» Aim:
Where a line contains the string "JSON", copy that line.

» Record set:

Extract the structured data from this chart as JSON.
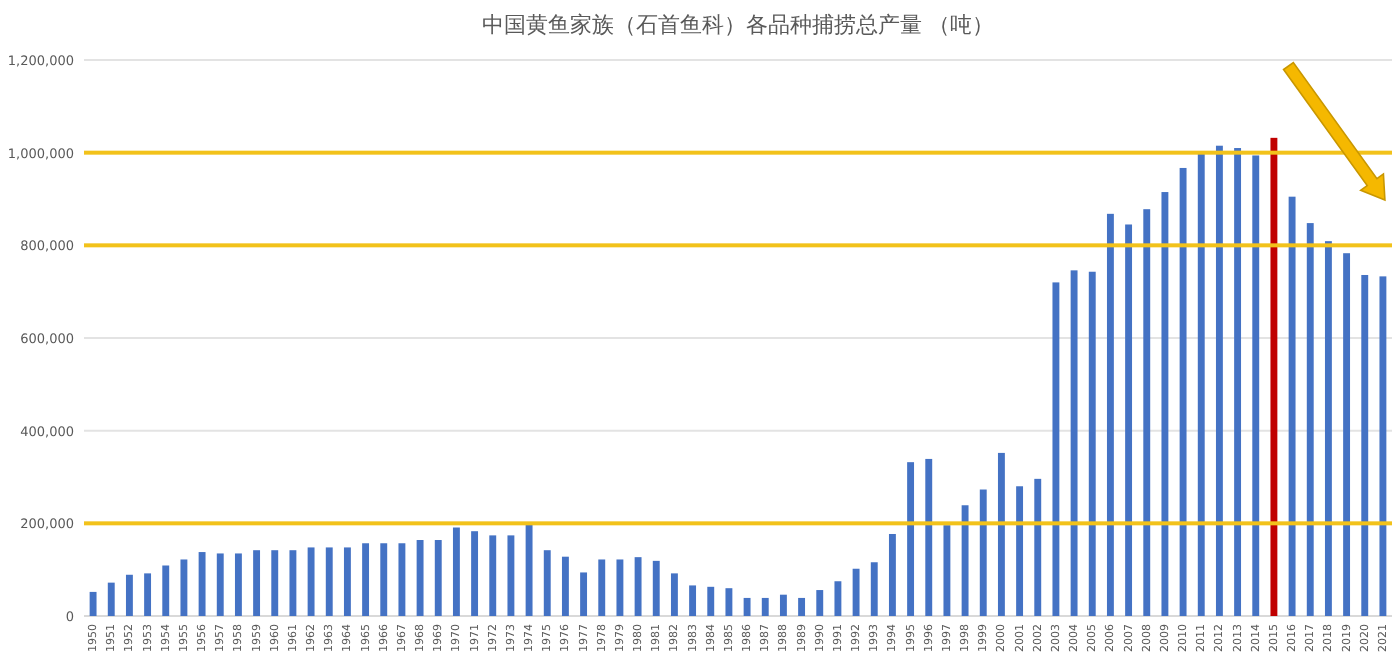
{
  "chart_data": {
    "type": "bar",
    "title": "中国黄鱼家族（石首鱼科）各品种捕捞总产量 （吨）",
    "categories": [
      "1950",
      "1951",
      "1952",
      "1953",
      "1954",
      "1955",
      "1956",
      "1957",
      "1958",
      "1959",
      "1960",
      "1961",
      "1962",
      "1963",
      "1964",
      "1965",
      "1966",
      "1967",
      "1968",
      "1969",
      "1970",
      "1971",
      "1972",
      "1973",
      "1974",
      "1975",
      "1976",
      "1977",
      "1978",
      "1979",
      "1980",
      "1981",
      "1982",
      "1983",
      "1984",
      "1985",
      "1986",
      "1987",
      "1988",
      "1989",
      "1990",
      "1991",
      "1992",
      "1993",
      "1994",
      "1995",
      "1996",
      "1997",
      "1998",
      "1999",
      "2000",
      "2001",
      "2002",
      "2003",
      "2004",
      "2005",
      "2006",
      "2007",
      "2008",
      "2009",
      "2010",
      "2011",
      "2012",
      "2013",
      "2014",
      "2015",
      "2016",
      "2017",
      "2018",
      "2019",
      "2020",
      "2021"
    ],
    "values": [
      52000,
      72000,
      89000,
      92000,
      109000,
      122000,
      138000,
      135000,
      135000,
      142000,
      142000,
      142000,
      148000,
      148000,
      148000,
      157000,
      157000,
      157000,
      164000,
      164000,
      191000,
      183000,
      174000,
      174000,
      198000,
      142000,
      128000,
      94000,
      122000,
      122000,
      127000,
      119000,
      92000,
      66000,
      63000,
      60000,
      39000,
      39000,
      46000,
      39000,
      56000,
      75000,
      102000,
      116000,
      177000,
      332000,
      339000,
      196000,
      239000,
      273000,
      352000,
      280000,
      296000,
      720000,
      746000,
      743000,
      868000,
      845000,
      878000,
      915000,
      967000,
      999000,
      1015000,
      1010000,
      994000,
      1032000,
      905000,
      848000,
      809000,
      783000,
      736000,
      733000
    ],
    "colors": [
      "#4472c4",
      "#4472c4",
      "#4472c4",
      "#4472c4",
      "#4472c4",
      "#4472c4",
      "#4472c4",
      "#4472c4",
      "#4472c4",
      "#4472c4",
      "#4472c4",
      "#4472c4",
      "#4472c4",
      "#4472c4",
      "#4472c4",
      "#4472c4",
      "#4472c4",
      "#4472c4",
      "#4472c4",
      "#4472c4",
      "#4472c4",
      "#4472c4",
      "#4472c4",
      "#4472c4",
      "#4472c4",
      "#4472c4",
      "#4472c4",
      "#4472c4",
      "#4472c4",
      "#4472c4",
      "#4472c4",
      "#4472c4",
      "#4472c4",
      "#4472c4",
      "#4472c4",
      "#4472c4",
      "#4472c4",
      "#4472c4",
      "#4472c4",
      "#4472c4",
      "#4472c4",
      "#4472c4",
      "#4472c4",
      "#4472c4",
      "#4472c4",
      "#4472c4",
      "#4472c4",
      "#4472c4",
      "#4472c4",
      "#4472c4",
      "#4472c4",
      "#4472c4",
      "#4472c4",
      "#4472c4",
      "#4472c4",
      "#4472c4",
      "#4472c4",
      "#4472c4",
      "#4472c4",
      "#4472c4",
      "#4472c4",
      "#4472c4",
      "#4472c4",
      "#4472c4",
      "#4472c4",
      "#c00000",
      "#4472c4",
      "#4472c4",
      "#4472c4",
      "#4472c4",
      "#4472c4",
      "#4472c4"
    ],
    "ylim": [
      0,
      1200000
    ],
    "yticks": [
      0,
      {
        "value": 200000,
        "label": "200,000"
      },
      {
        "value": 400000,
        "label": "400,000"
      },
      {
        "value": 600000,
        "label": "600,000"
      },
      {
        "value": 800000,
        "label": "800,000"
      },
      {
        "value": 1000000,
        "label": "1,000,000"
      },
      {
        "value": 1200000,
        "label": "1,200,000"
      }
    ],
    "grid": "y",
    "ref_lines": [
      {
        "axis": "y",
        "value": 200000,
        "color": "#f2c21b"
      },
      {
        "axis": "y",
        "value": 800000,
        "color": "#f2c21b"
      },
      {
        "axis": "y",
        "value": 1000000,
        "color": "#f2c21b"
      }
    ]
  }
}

--

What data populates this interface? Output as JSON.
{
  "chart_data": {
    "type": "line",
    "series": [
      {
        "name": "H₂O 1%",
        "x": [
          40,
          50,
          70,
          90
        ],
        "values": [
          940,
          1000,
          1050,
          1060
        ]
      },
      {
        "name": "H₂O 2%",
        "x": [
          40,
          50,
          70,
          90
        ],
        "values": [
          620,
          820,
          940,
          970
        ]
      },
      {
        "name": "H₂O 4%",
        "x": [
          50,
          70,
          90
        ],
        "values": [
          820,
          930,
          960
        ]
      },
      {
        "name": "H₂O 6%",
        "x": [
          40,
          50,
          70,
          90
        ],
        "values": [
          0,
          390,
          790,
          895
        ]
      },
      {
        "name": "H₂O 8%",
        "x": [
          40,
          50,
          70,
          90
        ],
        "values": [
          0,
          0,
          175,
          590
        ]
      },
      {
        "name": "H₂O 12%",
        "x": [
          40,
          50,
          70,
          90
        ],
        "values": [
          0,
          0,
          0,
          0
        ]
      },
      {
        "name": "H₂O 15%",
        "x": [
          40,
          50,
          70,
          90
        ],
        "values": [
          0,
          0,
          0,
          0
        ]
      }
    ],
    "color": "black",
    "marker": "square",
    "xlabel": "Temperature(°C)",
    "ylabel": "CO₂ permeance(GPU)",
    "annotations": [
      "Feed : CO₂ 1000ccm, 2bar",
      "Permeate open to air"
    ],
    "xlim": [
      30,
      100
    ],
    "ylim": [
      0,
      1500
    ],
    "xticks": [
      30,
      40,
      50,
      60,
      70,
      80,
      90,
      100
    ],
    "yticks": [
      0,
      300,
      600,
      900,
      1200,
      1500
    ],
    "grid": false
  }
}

» Result below:
Extract the structured data from this chart as JSON.
What data populates this interface? Output as JSON.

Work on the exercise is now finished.